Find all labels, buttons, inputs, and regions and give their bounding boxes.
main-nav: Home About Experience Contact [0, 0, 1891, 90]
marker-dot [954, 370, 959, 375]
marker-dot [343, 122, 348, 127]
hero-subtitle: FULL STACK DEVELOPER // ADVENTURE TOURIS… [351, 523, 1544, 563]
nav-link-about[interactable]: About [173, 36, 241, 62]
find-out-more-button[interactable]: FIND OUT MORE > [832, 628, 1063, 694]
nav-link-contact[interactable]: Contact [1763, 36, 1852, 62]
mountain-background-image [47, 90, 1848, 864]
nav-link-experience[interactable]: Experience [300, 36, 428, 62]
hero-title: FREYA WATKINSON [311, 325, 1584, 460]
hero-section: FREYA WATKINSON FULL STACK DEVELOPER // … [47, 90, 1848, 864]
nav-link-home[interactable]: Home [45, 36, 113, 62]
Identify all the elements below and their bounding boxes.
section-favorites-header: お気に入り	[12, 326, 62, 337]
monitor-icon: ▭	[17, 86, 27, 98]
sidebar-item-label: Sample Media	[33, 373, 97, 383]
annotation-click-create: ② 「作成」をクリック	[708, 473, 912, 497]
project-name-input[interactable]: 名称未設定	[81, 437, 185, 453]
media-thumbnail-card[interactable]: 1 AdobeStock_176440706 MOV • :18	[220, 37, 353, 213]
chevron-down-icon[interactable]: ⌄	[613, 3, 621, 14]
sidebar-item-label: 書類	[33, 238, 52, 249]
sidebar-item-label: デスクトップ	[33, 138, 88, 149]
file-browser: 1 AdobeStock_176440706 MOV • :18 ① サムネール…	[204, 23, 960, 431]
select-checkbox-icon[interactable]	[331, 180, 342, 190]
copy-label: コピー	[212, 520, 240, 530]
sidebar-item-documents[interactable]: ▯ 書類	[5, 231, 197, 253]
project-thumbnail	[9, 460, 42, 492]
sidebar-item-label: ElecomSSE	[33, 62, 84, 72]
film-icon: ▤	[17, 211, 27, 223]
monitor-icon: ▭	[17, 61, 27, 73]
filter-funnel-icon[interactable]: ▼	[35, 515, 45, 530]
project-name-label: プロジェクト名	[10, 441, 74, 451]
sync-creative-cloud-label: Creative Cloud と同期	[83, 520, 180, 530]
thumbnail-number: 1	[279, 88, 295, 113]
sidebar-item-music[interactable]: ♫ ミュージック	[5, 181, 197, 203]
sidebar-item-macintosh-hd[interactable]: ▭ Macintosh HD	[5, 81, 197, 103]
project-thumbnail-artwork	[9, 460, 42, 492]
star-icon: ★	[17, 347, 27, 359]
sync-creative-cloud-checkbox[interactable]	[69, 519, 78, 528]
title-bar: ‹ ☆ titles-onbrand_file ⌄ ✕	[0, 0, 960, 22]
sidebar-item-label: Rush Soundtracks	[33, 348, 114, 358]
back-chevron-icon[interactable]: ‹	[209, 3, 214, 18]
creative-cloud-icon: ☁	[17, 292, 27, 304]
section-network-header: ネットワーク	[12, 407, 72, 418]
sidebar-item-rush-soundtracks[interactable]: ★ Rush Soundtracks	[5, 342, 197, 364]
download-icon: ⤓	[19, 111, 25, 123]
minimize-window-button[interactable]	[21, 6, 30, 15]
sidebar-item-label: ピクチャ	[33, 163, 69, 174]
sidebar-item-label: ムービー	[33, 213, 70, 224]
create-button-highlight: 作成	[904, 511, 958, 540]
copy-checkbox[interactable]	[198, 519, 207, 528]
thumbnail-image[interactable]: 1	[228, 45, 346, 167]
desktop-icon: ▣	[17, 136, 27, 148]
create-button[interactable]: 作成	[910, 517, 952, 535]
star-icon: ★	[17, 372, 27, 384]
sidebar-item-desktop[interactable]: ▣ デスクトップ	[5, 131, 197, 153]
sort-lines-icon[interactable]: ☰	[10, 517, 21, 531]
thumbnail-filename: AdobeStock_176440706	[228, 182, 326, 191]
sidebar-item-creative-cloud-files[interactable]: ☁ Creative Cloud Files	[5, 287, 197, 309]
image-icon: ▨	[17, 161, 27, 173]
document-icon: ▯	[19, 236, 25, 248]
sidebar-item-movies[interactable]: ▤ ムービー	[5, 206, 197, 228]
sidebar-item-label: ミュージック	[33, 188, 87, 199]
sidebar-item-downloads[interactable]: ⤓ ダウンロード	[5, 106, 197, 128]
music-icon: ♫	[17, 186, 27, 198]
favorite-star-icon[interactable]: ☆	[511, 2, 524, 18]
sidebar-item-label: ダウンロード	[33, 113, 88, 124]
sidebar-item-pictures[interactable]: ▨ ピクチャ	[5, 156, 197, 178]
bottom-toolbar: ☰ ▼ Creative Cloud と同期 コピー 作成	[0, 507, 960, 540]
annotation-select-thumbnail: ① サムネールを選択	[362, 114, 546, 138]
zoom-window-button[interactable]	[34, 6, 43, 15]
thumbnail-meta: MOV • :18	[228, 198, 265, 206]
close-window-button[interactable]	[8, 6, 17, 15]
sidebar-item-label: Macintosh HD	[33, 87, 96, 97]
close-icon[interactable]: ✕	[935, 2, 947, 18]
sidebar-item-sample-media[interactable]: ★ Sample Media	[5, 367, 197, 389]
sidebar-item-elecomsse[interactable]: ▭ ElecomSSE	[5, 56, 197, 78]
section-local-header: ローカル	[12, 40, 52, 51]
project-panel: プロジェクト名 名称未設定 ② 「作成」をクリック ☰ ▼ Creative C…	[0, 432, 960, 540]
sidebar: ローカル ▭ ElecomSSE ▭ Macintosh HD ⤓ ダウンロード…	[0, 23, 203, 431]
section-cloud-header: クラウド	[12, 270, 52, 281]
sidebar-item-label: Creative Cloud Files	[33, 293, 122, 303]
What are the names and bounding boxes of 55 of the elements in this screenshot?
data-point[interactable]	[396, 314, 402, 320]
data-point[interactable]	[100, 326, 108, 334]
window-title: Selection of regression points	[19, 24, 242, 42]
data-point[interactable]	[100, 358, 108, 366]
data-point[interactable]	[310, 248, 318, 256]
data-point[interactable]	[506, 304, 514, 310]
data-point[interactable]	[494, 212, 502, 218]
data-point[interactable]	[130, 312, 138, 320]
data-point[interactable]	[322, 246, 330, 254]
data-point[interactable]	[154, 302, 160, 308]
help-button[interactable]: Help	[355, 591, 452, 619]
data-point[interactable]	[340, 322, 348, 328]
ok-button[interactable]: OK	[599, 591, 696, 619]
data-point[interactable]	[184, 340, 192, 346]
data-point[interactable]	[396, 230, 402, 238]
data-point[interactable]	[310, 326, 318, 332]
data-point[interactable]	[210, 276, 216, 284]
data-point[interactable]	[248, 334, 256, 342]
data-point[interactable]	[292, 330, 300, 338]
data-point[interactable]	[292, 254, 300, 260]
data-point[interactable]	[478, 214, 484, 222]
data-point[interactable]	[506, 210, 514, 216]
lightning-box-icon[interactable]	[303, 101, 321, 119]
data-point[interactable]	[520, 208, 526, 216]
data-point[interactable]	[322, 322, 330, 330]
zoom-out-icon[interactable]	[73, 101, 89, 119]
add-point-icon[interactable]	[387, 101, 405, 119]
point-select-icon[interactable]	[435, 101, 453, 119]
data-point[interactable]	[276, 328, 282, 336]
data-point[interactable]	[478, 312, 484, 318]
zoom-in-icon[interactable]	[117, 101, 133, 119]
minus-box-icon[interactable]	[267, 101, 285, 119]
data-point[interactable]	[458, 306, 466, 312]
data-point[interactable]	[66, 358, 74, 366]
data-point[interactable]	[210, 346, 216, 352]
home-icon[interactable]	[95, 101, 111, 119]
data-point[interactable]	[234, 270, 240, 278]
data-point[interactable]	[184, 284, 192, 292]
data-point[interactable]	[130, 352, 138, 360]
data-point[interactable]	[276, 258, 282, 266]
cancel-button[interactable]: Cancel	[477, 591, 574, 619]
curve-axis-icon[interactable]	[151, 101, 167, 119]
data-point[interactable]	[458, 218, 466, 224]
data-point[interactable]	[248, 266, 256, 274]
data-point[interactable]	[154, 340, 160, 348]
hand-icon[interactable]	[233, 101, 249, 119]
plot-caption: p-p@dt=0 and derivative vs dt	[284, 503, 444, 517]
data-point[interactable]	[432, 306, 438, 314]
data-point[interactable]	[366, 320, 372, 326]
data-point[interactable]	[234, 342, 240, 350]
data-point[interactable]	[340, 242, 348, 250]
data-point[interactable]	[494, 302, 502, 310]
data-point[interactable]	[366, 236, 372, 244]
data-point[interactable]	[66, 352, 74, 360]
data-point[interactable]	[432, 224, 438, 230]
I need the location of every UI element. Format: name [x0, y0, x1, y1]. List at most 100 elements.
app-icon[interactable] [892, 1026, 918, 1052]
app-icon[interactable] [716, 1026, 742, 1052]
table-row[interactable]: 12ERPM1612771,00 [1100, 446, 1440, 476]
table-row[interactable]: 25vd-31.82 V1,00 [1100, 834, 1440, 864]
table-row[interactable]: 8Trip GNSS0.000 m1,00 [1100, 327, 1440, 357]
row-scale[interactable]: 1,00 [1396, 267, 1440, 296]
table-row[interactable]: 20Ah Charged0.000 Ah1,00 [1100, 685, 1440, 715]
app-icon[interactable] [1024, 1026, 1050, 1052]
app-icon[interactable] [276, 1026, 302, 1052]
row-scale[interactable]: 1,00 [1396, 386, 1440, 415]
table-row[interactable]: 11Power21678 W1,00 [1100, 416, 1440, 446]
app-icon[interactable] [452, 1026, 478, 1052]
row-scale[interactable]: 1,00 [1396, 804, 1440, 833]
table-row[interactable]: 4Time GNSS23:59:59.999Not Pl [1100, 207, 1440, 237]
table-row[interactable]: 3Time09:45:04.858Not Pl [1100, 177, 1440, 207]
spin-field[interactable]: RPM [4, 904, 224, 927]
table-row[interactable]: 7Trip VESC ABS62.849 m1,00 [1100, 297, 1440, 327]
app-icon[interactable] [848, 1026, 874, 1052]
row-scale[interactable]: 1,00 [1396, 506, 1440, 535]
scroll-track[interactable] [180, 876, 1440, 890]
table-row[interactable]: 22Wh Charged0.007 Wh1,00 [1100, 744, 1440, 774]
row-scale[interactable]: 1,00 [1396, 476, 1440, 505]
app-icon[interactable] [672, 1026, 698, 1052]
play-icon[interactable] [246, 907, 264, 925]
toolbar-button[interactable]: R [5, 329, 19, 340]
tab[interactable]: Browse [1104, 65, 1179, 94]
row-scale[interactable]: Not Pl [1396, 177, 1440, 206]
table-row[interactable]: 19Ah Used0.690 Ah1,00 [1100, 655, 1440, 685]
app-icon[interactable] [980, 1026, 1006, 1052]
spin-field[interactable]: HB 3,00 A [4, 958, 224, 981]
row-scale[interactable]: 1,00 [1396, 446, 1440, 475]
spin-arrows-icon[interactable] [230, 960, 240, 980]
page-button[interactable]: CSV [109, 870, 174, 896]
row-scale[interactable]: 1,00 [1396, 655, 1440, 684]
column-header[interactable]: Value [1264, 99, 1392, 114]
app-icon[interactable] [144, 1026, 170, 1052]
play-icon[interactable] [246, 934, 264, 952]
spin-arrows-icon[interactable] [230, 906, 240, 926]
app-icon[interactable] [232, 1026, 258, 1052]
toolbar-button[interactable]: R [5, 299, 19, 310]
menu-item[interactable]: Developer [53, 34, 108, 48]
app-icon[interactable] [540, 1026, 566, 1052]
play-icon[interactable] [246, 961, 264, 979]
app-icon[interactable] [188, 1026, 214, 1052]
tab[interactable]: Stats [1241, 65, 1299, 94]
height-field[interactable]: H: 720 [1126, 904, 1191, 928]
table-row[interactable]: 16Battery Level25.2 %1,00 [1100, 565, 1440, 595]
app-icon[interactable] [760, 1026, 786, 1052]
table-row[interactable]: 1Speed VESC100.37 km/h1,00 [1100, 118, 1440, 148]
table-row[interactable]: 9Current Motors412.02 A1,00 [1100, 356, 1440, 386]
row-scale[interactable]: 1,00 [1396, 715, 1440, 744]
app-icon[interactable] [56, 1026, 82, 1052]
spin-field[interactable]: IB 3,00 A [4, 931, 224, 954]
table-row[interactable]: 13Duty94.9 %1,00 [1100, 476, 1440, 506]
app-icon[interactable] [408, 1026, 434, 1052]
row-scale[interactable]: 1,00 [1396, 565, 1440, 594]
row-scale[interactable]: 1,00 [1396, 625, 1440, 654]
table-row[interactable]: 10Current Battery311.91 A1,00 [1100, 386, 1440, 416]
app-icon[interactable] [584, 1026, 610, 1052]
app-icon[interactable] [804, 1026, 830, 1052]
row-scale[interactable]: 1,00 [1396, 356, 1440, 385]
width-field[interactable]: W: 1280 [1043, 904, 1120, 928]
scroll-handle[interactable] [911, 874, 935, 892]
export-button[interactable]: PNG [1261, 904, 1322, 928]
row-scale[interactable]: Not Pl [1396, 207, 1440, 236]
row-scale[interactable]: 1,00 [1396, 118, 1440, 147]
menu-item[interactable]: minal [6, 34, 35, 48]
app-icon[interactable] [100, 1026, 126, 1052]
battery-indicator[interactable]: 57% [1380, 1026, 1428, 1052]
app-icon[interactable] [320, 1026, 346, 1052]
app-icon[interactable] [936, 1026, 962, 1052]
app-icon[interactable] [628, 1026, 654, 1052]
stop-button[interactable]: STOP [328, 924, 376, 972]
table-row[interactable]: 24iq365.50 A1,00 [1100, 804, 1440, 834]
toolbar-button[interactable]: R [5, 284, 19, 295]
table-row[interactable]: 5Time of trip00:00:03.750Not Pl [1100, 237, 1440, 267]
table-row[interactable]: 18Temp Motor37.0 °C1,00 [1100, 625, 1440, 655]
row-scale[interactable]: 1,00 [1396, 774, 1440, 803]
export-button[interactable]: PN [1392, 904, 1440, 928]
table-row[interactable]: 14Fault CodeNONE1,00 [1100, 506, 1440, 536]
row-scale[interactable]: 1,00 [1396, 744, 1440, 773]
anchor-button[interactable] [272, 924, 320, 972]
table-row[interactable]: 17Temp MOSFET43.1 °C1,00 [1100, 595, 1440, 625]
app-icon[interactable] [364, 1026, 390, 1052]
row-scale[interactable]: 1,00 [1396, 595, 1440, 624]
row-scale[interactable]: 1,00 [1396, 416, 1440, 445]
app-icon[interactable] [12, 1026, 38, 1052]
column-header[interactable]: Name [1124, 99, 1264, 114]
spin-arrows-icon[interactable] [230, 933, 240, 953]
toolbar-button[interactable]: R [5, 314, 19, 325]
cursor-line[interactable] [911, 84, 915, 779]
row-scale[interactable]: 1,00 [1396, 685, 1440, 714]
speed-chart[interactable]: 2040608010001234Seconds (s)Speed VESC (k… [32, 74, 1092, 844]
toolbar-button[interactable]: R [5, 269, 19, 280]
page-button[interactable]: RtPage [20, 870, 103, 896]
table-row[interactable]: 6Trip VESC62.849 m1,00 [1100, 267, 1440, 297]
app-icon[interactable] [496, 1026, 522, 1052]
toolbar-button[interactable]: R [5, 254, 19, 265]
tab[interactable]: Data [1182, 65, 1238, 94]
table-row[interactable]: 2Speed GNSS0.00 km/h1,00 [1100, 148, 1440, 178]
_ _ _
Set problem:
Quote the listing line for line, from its very first line through the line containing "hero-subtitle: FULL STACK", with both of those lines included.

Exercise output:
Find all labels, buttons, inputs, and regions and give their bounding boxes.
main-nav: Home About Experience Contact [0, 0, 1891, 90]
marker-dot [954, 370, 959, 375]
marker-dot [343, 122, 348, 127]
hero-subtitle: FULL STACK DEVELOPER // ADVENTURE TOURIS… [351, 523, 1544, 563]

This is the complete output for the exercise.